Given request = Extract, from the records beneath this instruction, each line that contains the word "name".

The records =
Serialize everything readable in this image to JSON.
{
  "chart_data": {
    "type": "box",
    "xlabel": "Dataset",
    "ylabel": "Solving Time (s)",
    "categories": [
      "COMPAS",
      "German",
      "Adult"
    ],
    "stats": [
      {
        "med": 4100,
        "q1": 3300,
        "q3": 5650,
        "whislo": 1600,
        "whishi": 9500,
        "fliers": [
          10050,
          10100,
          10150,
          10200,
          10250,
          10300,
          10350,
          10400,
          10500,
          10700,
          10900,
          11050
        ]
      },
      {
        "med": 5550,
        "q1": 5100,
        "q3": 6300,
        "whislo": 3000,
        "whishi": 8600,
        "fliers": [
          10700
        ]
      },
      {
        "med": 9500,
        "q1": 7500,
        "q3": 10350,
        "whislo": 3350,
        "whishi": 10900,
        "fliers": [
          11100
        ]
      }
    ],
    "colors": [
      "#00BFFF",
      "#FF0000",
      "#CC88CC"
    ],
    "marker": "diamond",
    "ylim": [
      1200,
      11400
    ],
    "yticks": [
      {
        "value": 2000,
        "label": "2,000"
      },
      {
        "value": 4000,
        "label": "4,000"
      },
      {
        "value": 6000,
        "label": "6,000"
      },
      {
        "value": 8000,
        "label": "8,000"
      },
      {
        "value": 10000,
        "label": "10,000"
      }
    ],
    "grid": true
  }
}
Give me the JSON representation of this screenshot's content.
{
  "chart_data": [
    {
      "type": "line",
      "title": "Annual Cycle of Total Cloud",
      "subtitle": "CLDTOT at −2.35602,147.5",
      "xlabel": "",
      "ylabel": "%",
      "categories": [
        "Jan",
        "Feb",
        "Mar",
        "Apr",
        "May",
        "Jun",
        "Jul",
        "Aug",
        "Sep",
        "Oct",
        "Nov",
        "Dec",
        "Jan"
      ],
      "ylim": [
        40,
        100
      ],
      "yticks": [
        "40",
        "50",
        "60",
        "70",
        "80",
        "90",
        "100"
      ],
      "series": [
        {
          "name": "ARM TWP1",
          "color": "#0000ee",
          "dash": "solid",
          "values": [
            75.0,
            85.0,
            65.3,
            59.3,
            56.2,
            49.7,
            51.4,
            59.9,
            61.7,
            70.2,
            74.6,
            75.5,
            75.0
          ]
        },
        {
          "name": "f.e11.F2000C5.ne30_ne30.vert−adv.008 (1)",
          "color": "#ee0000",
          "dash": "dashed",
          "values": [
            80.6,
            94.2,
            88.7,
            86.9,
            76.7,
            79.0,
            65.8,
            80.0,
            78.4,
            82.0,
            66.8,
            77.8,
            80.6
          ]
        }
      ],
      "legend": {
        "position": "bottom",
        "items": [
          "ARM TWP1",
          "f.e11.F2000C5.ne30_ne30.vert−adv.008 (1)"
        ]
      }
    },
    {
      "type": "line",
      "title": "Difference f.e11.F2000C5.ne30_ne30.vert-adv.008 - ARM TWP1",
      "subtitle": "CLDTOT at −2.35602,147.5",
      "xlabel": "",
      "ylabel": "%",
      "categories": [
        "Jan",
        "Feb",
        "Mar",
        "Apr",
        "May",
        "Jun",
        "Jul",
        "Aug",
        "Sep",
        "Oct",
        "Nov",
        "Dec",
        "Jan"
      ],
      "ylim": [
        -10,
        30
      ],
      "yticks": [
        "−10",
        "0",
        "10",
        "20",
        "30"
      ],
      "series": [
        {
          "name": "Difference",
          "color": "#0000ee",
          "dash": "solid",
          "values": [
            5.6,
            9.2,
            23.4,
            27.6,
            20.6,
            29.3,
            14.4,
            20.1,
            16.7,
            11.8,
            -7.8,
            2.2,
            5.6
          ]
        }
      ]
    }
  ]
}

Response for this exercise =
          "name": "ARM TWP1",
          "name": "f.e11.F2000C5.ne30_ne30.vert−adv.008 (1)",
          "name": "Difference",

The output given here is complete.